Required task = Please write out the material that follows, exactly as it stands.

────────

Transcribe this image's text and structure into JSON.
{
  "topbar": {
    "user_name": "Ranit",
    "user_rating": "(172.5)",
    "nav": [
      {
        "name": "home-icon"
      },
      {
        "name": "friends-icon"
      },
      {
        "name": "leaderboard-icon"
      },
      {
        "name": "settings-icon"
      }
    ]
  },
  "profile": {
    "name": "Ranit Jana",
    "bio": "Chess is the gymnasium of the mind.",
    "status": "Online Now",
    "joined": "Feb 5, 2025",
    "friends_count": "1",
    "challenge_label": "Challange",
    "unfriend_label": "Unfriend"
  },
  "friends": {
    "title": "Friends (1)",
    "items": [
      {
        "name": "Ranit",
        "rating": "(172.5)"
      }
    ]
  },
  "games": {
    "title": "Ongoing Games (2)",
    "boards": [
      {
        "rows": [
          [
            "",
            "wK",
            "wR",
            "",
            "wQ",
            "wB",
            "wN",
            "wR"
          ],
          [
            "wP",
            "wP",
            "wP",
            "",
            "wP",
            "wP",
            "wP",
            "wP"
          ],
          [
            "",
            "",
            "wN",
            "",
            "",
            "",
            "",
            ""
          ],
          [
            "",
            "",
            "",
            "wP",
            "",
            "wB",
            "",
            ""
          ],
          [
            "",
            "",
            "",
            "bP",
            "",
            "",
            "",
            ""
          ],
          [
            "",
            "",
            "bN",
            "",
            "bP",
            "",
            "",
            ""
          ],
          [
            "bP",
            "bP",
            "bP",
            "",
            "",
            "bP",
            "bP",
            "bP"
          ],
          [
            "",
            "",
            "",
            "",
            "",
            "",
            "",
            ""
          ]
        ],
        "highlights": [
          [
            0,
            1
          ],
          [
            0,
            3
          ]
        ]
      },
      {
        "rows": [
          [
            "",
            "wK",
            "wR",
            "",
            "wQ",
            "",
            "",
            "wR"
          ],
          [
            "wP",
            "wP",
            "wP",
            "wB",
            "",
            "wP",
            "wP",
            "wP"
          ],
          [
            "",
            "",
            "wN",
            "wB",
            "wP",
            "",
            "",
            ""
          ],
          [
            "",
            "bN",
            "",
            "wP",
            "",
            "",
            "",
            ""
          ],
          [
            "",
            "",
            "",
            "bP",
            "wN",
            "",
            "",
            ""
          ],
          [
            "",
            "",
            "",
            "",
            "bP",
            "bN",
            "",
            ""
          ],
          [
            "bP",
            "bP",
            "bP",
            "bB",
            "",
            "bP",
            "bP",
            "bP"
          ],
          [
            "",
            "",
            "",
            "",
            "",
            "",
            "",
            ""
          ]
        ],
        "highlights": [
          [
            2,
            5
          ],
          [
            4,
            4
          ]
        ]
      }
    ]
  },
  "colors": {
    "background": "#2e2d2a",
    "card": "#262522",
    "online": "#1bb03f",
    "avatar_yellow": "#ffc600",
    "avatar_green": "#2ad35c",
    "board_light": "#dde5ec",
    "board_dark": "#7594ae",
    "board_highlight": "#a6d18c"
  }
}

────────

Expected answer =
Transcribe this image's text and structure into JSON.
{
  "topbar": {
    "user_name": "Ranit",
    "user_rating": "(172.5)",
    "nav": [
      {
        "name": "home-icon"
      },
      {
        "name": "friends-icon"
      },
      {
        "name": "leaderboard-icon"
      },
      {
        "name": "settings-icon"
      }
    ]
  },
  "profile": {
    "name": "Ranit Jana",
    "bio": "Chess is the gymnasium of the mind.",
    "status": "Online Now",
    "joined": "Feb 5, 2025",
    "friends_count": "1",
    "challenge_label": "Challange",
    "unfriend_label": "Unfriend"
  },
  "friends": {
    "title": "Friends (1)",
    "items": [
      {
        "name": "Ranit",
        "rating": "(172.5)"
      }
    ]
  },
  "games": {
    "title": "Ongoing Games (2)",
    "boards": [
      {
        "rows": [
          [
            "",
            "wK",
            "wR",
            "",
            "wQ",
            "wB",
            "wN",
            "wR"
          ],
          [
            "wP",
            "wP",
            "wP",
            "",
            "wP",
            "wP",
            "wP",
            "wP"
          ],
          [
            "",
            "",
            "wN",
            "",
            "",
            "",
            "",
            ""
          ],
          [
            "",
            "",
            "",
            "wP",
            "",
            "wB",
            "",
            ""
          ],
          [
            "",
            "",
            "",
            "bP",
            "",
            "",
            "",
            ""
          ],
          [
            "",
            "",
            "bN",
            "",
            "bP",
            "",
            "",
            ""
          ],
          [
            "bP",
            "bP",
            "bP",
            "",
            "",
            "bP",
            "bP",
            "bP"
          ],
          [
            "",
            "",
            "",
            "",
            "",
            "",
            "",
            ""
          ]
        ],
        "highlights": [
          [
            0,
            1
          ],
          [
            0,
            3
          ]
        ]
      },
      {
        "rows": [
          [
            "",
            "wK",
            "wR",
            "",
            "wQ",
            "",
            "",
            "wR"
          ],
          [
            "wP",
            "wP",
            "wP",
            "wB",
            "",
            "wP",
            "wP",
            "wP"
          ],
          [
            "",
            "",
            "wN",
            "wB",
            "wP",
            "",
            "",
            ""
          ],
          [
            "",
            "bN",
            "",
            "wP",
            "",
            "",
            "",
            ""
          ],
          [
            "",
            "",
            "",
            "bP",
            "wN",
            "",
            "",
            ""
          ],
          [
            "",
            "",
            "",
            "",
            "bP",
            "bN",
            "",
            ""
          ],
          [
            "bP",
            "bP",
            "bP",
            "bB",
            "",
            "bP",
            "bP",
            "bP"
          ],
          [
            "",
            "",
            "",
            "",
            "",
            "",
            "",
            ""
          ]
        ],
        "highlights": [
          [
            2,
            5
          ],
          [
            4,
            4
          ]
        ]
      }
    ]
  },
  "colors": {
    "background": "#2e2d2a",
    "card": "#262522",
    "online": "#1bb03f",
    "avatar_yellow": "#ffc600",
    "avatar_green": "#2ad35c",
    "board_light": "#dde5ec",
    "board_dark": "#7594ae",
    "board_highlight": "#a6d18c"
  }
}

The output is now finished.